● **Your task**
Copy every line of the entries below word for word, leaving out the pictures.

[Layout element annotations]
▼

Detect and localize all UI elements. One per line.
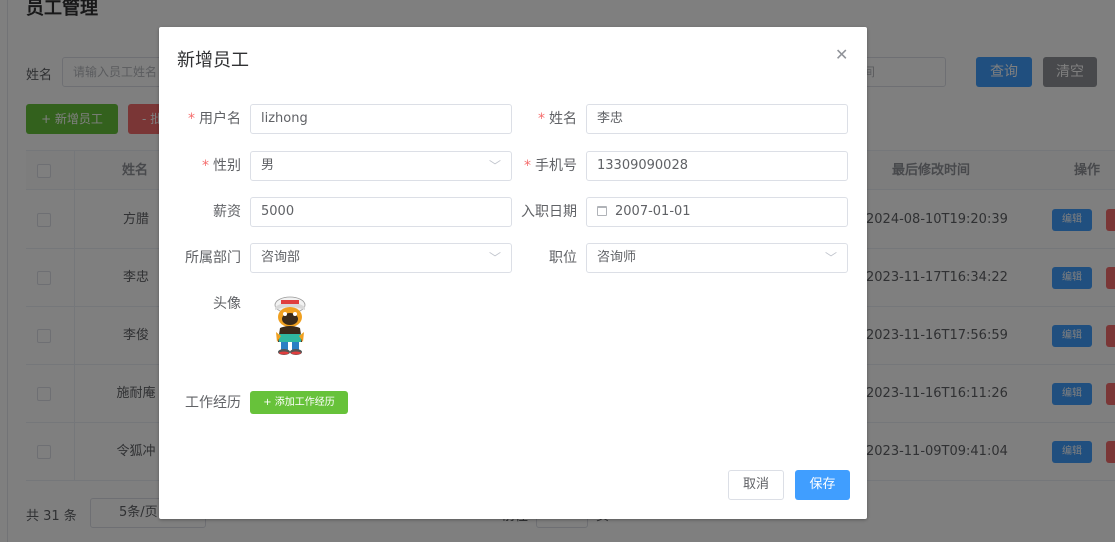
required-mark: * bbox=[202, 158, 209, 174]
gender-select[interactable]: 男 ﹀ bbox=[250, 151, 512, 181]
chevron-down-icon: ﹀ bbox=[488, 251, 501, 265]
name-input[interactable]: 李忠 bbox=[586, 104, 848, 134]
position-select[interactable]: 咨询师 ﹀ bbox=[586, 243, 848, 273]
avatar-label: 头像 bbox=[213, 296, 241, 312]
position-value: 咨询师 bbox=[597, 250, 637, 265]
position-label: 职位 bbox=[549, 250, 577, 266]
cancel-button[interactable]: 取消 bbox=[728, 470, 784, 500]
name-label: * 姓名 bbox=[538, 111, 577, 127]
calendar-icon bbox=[597, 206, 607, 216]
close-icon[interactable]: ✕ bbox=[835, 45, 848, 65]
work-experience-label: 工作经历 bbox=[185, 395, 241, 411]
dialog-title: 新增员工 bbox=[177, 50, 249, 71]
save-button[interactable]: 保存 bbox=[795, 470, 850, 500]
username-input[interactable]: lizhong bbox=[250, 104, 512, 134]
chevron-down-icon: ﹀ bbox=[824, 251, 837, 265]
username-label: * 用户名 bbox=[188, 111, 241, 127]
entry-date-label: 入职日期 bbox=[521, 204, 577, 220]
phone-input[interactable]: 13309090028 bbox=[586, 151, 848, 181]
gender-label: * 性别 bbox=[202, 158, 241, 174]
salary-input[interactable]: 5000 bbox=[250, 197, 512, 227]
entry-date-value: 2007-01-01 bbox=[615, 204, 691, 219]
phone-label: * 手机号 bbox=[524, 158, 577, 174]
salary-label: 薪资 bbox=[213, 204, 241, 220]
chevron-down-icon: ﹀ bbox=[488, 159, 501, 173]
entry-date-picker[interactable]: 2007-01-01 bbox=[586, 197, 848, 227]
required-mark: * bbox=[538, 111, 545, 127]
required-mark: * bbox=[524, 158, 531, 174]
gender-value: 男 bbox=[261, 158, 275, 173]
add-employee-dialog: 新增员工 ✕ * 用户名 lizhong * 姓名 李忠 * 性别 男 ﹀ * 手机号 … bbox=[159, 27, 867, 519]
avatar-image[interactable] bbox=[262, 292, 318, 358]
department-value: 咨询部 bbox=[261, 250, 301, 265]
add-work-experience-button[interactable]: + 添加工作经历 bbox=[250, 391, 348, 414]
department-label: 所属部门 bbox=[185, 250, 241, 266]
required-mark: * bbox=[188, 111, 195, 127]
department-select[interactable]: 咨询部 ﹀ bbox=[250, 243, 512, 273]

▲

● **Complete output**
Detect and localize all UI elements. One per line.
required-mark: * bbox=[202, 158, 209, 174]
gender-select[interactable]: 男 ﹀ bbox=[250, 151, 512, 181]
chevron-down-icon: ﹀ bbox=[488, 251, 501, 265]
name-input[interactable]: 李忠 bbox=[586, 104, 848, 134]
position-select[interactable]: 咨询师 ﹀ bbox=[586, 243, 848, 273]
avatar-label: 头像 bbox=[213, 296, 241, 312]
position-value: 咨询师 bbox=[597, 250, 637, 265]
position-label: 职位 bbox=[549, 250, 577, 266]
cancel-button[interactable]: 取消 bbox=[728, 470, 784, 500]
name-label: * 姓名 bbox=[538, 111, 577, 127]
calendar-icon bbox=[597, 206, 607, 216]
close-icon[interactable]: ✕ bbox=[835, 45, 848, 65]
work-experience-label: 工作经历 bbox=[185, 395, 241, 411]
dialog-title: 新增员工 bbox=[177, 50, 249, 71]
save-button[interactable]: 保存 bbox=[795, 470, 850, 500]
username-input[interactable]: lizhong bbox=[250, 104, 512, 134]
chevron-down-icon: ﹀ bbox=[824, 251, 837, 265]
username-label: * 用户名 bbox=[188, 111, 241, 127]
entry-date-label: 入职日期 bbox=[521, 204, 577, 220]
phone-input[interactable]: 13309090028 bbox=[586, 151, 848, 181]
gender-label: * 性别 bbox=[202, 158, 241, 174]
salary-input[interactable]: 5000 bbox=[250, 197, 512, 227]
entry-date-value: 2007-01-01 bbox=[615, 204, 691, 219]
phone-label: * 手机号 bbox=[524, 158, 577, 174]
salary-label: 薪资 bbox=[213, 204, 241, 220]
chevron-down-icon: ﹀ bbox=[488, 159, 501, 173]
entry-date-picker[interactable]: 2007-01-01 bbox=[586, 197, 848, 227]
required-mark: * bbox=[538, 111, 545, 127]
required-mark: * bbox=[524, 158, 531, 174]
gender-value: 男 bbox=[261, 158, 275, 173]
add-employee-dialog: 新增员工 ✕ * 用户名 lizhong * 姓名 李忠 * 性别 男 ﹀ * 手机号 … bbox=[159, 27, 867, 519]
avatar-image[interactable] bbox=[262, 292, 318, 358]
department-value: 咨询部 bbox=[261, 250, 301, 265]
add-work-experience-button[interactable]: + 添加工作经历 bbox=[250, 391, 348, 414]
department-label: 所属部门 bbox=[185, 250, 241, 266]
required-mark: * bbox=[188, 111, 195, 127]
department-select[interactable]: 咨询部 ﹀ bbox=[250, 243, 512, 273]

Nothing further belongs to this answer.